TASK TO CARRY OUT: Pull every line containing "bahawa" out of the material below.

MATERIAL TO PROCESS:
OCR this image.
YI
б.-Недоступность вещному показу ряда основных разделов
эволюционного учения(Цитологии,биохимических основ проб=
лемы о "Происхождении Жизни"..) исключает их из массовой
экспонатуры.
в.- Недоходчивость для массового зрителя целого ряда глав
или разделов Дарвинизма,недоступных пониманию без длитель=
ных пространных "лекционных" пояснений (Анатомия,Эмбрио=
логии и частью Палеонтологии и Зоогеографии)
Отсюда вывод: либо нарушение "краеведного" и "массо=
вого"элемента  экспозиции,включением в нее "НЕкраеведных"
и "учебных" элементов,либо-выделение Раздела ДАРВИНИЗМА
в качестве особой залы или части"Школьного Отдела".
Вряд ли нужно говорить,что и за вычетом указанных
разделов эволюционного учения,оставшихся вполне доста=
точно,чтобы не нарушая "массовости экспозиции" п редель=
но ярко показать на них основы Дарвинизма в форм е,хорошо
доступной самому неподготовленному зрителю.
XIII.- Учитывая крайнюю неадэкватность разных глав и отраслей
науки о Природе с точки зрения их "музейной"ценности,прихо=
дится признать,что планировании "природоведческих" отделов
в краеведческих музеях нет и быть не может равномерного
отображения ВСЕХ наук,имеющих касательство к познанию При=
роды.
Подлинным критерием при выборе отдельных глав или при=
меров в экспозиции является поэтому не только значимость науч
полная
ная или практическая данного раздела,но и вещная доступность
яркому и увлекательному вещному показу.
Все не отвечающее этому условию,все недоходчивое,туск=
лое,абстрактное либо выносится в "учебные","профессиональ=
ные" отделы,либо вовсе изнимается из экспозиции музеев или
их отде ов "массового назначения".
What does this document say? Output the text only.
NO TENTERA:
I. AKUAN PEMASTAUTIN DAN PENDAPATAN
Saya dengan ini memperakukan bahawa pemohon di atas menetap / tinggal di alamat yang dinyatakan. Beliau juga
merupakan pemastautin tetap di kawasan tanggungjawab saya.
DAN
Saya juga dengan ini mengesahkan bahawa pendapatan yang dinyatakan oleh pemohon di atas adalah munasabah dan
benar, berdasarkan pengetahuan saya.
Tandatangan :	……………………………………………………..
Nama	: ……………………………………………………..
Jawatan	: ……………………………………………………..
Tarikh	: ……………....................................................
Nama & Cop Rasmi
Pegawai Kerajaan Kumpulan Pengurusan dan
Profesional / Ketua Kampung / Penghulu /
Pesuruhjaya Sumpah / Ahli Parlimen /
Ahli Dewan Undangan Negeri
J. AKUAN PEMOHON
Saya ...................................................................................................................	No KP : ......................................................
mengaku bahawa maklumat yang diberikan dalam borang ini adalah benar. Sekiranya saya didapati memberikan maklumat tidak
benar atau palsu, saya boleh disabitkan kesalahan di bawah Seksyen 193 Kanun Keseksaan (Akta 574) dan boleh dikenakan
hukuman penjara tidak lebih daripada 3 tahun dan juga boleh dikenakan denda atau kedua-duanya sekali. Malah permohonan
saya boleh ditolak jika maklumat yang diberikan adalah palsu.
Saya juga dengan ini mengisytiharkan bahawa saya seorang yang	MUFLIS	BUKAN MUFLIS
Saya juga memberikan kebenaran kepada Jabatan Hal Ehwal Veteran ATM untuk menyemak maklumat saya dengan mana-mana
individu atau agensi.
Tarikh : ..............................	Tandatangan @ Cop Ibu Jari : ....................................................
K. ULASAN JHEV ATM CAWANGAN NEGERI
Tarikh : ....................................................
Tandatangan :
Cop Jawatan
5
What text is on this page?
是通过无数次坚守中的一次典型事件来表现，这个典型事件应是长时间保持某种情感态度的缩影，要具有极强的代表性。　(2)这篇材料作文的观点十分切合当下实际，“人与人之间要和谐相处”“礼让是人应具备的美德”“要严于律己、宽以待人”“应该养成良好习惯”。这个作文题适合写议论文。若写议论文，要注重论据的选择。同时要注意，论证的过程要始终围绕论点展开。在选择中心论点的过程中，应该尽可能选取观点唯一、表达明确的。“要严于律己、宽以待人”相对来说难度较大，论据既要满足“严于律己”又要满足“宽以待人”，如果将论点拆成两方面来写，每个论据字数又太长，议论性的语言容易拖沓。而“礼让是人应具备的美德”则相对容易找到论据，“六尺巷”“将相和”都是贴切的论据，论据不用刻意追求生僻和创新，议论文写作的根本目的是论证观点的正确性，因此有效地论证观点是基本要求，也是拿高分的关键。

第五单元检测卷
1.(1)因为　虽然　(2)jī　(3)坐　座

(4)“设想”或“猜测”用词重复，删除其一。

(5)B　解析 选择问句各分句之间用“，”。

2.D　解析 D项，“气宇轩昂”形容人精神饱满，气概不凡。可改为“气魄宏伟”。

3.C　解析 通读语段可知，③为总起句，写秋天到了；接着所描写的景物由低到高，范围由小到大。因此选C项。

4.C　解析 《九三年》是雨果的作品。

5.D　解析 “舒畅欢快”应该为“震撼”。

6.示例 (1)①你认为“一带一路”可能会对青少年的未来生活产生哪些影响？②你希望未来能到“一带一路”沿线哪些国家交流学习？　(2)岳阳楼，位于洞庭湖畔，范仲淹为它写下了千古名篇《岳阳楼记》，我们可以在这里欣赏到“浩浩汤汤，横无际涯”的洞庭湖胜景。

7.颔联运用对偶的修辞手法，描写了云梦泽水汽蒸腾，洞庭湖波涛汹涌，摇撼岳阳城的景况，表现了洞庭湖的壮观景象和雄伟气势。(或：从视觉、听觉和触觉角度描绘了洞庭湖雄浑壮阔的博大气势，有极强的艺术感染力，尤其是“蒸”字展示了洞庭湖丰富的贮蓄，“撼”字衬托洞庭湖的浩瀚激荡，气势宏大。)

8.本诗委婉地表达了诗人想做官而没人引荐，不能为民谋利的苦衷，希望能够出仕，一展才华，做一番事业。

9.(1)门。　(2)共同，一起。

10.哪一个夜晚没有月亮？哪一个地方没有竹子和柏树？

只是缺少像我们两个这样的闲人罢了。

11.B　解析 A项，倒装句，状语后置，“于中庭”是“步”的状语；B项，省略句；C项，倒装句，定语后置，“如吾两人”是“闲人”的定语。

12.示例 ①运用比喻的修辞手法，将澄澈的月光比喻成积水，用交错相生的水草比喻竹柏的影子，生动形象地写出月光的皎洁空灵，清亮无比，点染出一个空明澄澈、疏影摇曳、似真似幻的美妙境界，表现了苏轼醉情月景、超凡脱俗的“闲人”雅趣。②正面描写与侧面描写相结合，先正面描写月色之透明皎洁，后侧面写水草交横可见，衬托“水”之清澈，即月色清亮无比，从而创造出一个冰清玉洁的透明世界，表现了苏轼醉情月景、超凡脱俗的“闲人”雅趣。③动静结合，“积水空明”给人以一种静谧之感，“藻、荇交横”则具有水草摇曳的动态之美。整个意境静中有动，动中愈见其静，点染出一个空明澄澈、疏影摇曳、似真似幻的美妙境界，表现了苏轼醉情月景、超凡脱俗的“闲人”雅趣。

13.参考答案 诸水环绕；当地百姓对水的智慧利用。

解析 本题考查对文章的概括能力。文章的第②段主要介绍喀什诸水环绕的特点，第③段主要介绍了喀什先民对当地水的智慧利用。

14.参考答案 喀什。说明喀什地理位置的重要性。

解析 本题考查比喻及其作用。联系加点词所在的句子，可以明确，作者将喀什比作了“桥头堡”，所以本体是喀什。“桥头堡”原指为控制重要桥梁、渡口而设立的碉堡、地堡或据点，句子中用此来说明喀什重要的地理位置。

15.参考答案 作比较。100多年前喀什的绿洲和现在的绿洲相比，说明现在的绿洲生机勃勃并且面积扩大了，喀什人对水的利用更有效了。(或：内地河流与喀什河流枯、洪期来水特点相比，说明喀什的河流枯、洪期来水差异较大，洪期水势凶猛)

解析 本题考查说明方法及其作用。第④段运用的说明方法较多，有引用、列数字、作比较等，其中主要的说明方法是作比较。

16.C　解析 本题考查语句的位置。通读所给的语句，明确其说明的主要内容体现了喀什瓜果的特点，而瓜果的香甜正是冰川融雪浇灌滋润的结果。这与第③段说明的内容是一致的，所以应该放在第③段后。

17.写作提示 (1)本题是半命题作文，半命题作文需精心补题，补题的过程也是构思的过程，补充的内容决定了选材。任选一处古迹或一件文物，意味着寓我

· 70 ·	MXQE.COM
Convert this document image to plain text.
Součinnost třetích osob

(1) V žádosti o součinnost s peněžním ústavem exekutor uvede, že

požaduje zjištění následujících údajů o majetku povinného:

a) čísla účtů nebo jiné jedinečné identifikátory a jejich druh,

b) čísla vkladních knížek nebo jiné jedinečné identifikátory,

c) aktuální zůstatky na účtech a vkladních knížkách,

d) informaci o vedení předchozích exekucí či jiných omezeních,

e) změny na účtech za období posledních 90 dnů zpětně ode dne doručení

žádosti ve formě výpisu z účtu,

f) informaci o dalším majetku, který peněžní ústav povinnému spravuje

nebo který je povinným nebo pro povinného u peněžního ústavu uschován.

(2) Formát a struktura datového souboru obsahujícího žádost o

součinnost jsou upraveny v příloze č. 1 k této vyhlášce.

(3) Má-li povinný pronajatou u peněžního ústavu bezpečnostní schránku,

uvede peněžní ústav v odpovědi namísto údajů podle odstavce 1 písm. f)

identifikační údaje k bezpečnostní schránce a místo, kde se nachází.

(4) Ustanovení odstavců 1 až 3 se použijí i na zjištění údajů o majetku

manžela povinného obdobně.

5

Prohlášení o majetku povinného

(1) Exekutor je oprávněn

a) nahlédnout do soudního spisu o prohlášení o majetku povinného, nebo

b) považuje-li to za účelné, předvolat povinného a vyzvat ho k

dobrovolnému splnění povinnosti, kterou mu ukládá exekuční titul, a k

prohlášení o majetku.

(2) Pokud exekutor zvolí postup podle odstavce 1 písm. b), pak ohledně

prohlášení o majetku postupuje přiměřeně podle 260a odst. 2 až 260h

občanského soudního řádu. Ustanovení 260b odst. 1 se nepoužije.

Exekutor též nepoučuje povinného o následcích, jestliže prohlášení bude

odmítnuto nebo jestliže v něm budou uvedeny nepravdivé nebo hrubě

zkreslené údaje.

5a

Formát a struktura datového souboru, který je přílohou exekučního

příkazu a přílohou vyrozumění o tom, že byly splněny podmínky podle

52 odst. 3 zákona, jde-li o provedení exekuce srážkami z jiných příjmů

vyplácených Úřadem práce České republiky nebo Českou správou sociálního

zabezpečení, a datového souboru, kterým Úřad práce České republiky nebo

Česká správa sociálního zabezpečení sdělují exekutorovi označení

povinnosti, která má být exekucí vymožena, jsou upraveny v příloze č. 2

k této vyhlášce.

EXERCISE RESPONSE:
Saya dengan ini memperakukan bahawa pemohon di atas menetap / tinggal di alamat yang dinyatakan. Beliau juga
Saya juga dengan ini mengesahkan bahawa pendapatan yang dinyatakan oleh pemohon di atas adalah munasabah dan
mengaku bahawa maklumat yang diberikan dalam borang ini adalah benar. Sekiranya saya didapati memberikan maklumat tidak
Saya juga dengan ini mengisytiharkan bahawa saya seorang yang	MUFLIS	BUKAN MUFLIS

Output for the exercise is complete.